INPUT MATERIAL »
⟨
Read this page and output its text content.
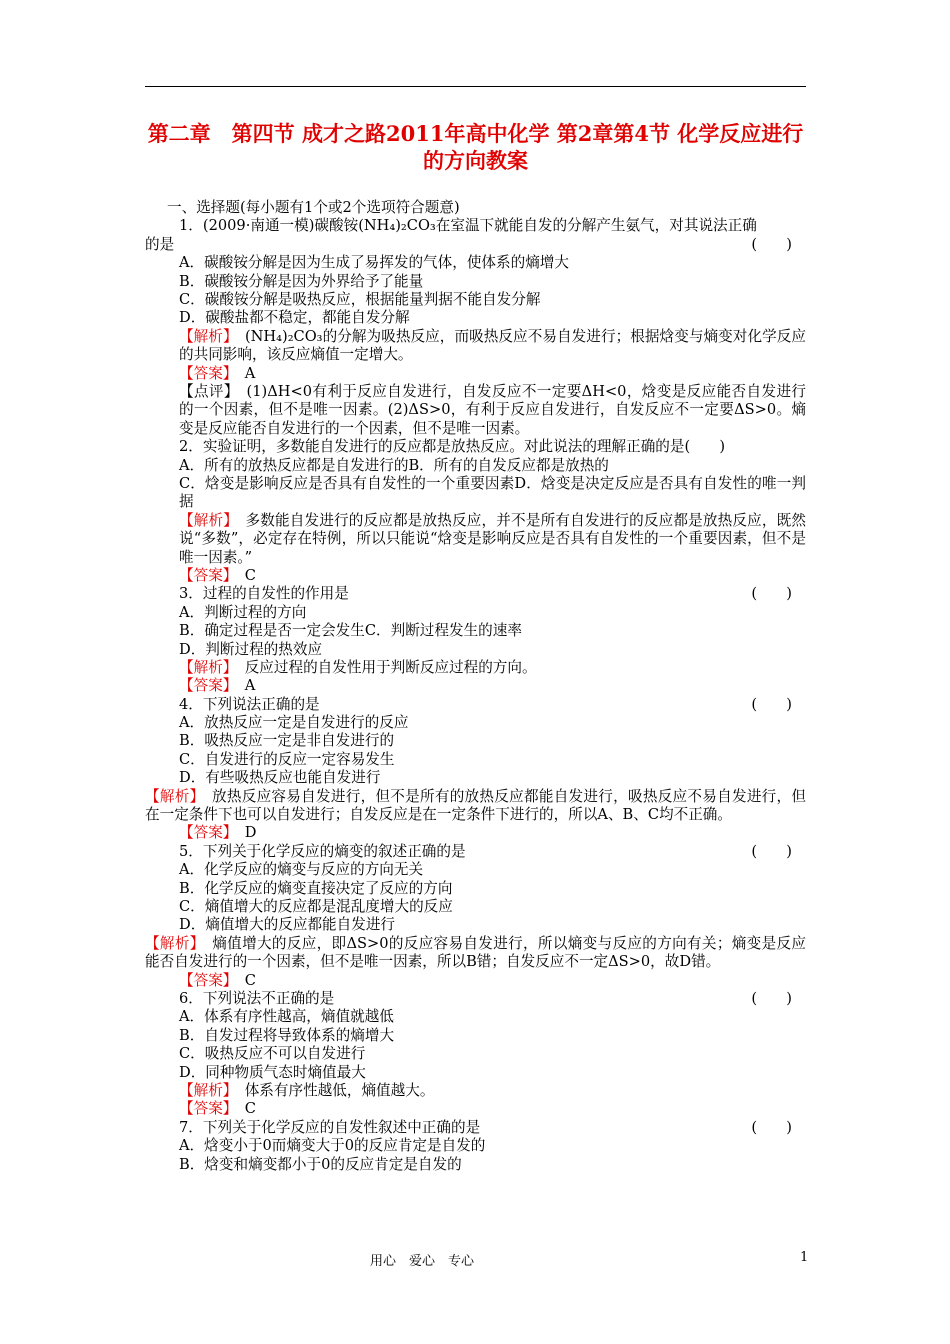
第二章　第四节 成才之路2011年高中化学 第2章第4节 化学反应进行的方向教案
一、选择题(每小题有1个或2个选项符合题意)
1．(2009·南通一模)碳酸铵(NH₄)₂CO₃在室温下就能自发的分解产生氨气，对其说法正确
的是	(　　)
A．碳酸铵分解是因为生成了易挥发的气体，使体系的熵增大
B．碳酸铵分解是因为外界给予了能量
C．碳酸铵分解是吸热反应，根据能量判据不能自发分解
D．碳酸盐都不稳定，都能自发分解
【解析】　 (NH₄)₂CO₃的分解为吸热反应，而吸热反应不易自发进行；根据焓变与熵变对化学反应的共同影响，该反应熵值一定增大。
【答案】　 A
【点评】　 (1)ΔH<0有利于反应自发进行，自发反应不一定要ΔH<0，焓变是反应能否自发进行的一个因素，但不是唯一因素。(2)ΔS>0，有利于反应自发进行，自发反应不一定要ΔS>0。熵变是反应能否自发进行的一个因素，但不是唯一因素。
2．实验证明，多数能自发进行的反应都是放热反应。对此说法的理解正确的是(　　)
A．所有的放热反应都是自发进行的B．所有的自发反应都是放热的
C．焓变是影响反应是否具有自发性的一个重要因素D．焓变是决定反应是否具有自发性的唯一判据
【解析】　 多数能自发进行的反应都是放热反应，并不是所有自发进行的反应都是放热反应，既然说“多数”，必定存在特例，所以只能说“焓变是影响反应是否具有自发性的一个重要因素，但不是唯一因素。”
【答案】　 C
3．过程的自发性的作用是	(　　)
A．判断过程的方向
B．确定过程是否一定会发生C．判断过程发生的速率
D．判断过程的热效应
【解析】　 反应过程的自发性用于判断反应过程的方向。
【答案】　 A
4．下列说法正确的是	(　　)
A．放热反应一定是自发进行的反应
B．吸热反应一定是非自发进行的
C．自发进行的反应一定容易发生
D．有些吸热反应也能自发进行
【解析】　 放热反应容易自发进行，但不是所有的放热反应都能自发进行，吸热反应不易自发进行，但在一定条件下也可以自发进行；自发反应是在一定条件下进行的，所以A、B、C均不正确。
【答案】　 D
5．下列关于化学反应的熵变的叙述正确的是	(　　)
A．化学反应的熵变与反应的方向无关
B．化学反应的熵变直接决定了反应的方向
C．熵值增大的反应都是混乱度增大的反应
D．熵值增大的反应都能自发进行
【解析】　 熵值增大的反应，即ΔS>0的反应容易自发进行，所以熵变与反应的方向有关；熵变是反应能否自发进行的一个因素，但不是唯一因素，所以B错；自发反应不一定ΔS>0，故D错。
【答案】　 C
6．下列说法不正确的是	(　　)
A．体系有序性越高，熵值就越低
B．自发过程将导致体系的熵增大
C．吸热反应不可以自发进行
D．同种物质气态时熵值最大
【解析】　 体系有序性越低，熵值越大。
【答案】　 C
7．下列关于化学反应的自发性叙述中正确的是	(　　)
A．焓变小于0而熵变大于0的反应肯定是自发的
B．焓变和熵变都小于0的反应肯定是自发的
用心　爱心　专心	1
⟩
PROBLEM REQUIREMENTS »
Your copy should hold every record word for word and none of the pictures.

ANSWER TO THIS TASK »
Read this page and output its text content.
第二章　第四节 成才之路2011年高中化学 第2章第4节 化学反应进行的方向教案
一、选择题(每小题有1个或2个选项符合题意)
1．(2009·南通一模)碳酸铵(NH₄)₂CO₃在室温下就能自发的分解产生氨气，对其说法正确
的是	(　　)
A．碳酸铵分解是因为生成了易挥发的气体，使体系的熵增大
B．碳酸铵分解是因为外界给予了能量
C．碳酸铵分解是吸热反应，根据能量判据不能自发分解
D．碳酸盐都不稳定，都能自发分解
【解析】　 (NH₄)₂CO₃的分解为吸热反应，而吸热反应不易自发进行；根据焓变与熵变对化学反应的共同影响，该反应熵值一定增大。
【答案】　 A
【点评】　 (1)ΔH<0有利于反应自发进行，自发反应不一定要ΔH<0，焓变是反应能否自发进行的一个因素，但不是唯一因素。(2)ΔS>0，有利于反应自发进行，自发反应不一定要ΔS>0。熵变是反应能否自发进行的一个因素，但不是唯一因素。
2．实验证明，多数能自发进行的反应都是放热反应。对此说法的理解正确的是(　　)
A．所有的放热反应都是自发进行的B．所有的自发反应都是放热的
C．焓变是影响反应是否具有自发性的一个重要因素D．焓变是决定反应是否具有自发性的唯一判据
【解析】　 多数能自发进行的反应都是放热反应，并不是所有自发进行的反应都是放热反应，既然说“多数”，必定存在特例，所以只能说“焓变是影响反应是否具有自发性的一个重要因素，但不是唯一因素。”
【答案】　 C
3．过程的自发性的作用是	(　　)
A．判断过程的方向
B．确定过程是否一定会发生C．判断过程发生的速率
D．判断过程的热效应
【解析】　 反应过程的自发性用于判断反应过程的方向。
【答案】　 A
4．下列说法正确的是	(　　)
A．放热反应一定是自发进行的反应
B．吸热反应一定是非自发进行的
C．自发进行的反应一定容易发生
D．有些吸热反应也能自发进行
【解析】　 放热反应容易自发进行，但不是所有的放热反应都能自发进行，吸热反应不易自发进行，但在一定条件下也可以自发进行；自发反应是在一定条件下进行的，所以A、B、C均不正确。
【答案】　 D
5．下列关于化学反应的熵变的叙述正确的是	(　　)
A．化学反应的熵变与反应的方向无关
B．化学反应的熵变直接决定了反应的方向
C．熵值增大的反应都是混乱度增大的反应
D．熵值增大的反应都能自发进行
【解析】　 熵值增大的反应，即ΔS>0的反应容易自发进行，所以熵变与反应的方向有关；熵变是反应能否自发进行的一个因素，但不是唯一因素，所以B错；自发反应不一定ΔS>0，故D错。
【答案】　 C
6．下列说法不正确的是	(　　)
A．体系有序性越高，熵值就越低
B．自发过程将导致体系的熵增大
C．吸热反应不可以自发进行
D．同种物质气态时熵值最大
【解析】　 体系有序性越低，熵值越大。
【答案】　 C
7．下列关于化学反应的自发性叙述中正确的是	(　　)
A．焓变小于0而熵变大于0的反应肯定是自发的
B．焓变和熵变都小于0的反应肯定是自发的
用心　爱心　专心	1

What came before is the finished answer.